Lift out each line of the data that holds "Authentication".

-- Start RECORDS PROVIDED --

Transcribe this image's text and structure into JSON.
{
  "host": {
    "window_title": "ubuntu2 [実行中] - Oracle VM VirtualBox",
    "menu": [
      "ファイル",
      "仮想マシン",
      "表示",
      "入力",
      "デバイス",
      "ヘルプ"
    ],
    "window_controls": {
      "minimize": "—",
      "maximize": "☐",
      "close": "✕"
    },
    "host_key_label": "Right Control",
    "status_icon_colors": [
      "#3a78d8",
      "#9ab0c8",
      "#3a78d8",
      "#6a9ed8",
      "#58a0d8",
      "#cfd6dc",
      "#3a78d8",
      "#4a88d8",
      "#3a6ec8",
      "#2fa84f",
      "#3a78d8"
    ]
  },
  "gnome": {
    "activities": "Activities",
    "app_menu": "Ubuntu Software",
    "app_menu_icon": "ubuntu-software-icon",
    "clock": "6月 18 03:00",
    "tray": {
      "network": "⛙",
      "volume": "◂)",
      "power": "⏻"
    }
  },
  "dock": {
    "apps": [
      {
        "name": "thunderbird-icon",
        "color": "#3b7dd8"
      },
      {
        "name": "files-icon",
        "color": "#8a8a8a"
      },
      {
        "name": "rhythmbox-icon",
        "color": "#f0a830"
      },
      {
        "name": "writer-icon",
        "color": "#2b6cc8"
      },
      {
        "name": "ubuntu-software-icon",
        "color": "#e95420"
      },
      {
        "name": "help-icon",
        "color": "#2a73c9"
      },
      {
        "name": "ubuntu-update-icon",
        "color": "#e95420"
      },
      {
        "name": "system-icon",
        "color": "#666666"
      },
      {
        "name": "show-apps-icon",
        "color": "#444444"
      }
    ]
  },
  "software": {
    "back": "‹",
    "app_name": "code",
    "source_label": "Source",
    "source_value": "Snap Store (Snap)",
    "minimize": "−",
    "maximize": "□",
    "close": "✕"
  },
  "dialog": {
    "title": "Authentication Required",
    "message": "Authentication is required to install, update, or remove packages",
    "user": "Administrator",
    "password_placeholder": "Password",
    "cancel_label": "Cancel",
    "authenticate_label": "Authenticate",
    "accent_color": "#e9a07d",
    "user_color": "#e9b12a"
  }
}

-- End RECORDS PROVIDED --

__CORRECT RESPONSE__.
    "title": "Authentication Required",
    "message": "Authentication is required to install, update, or remove packages",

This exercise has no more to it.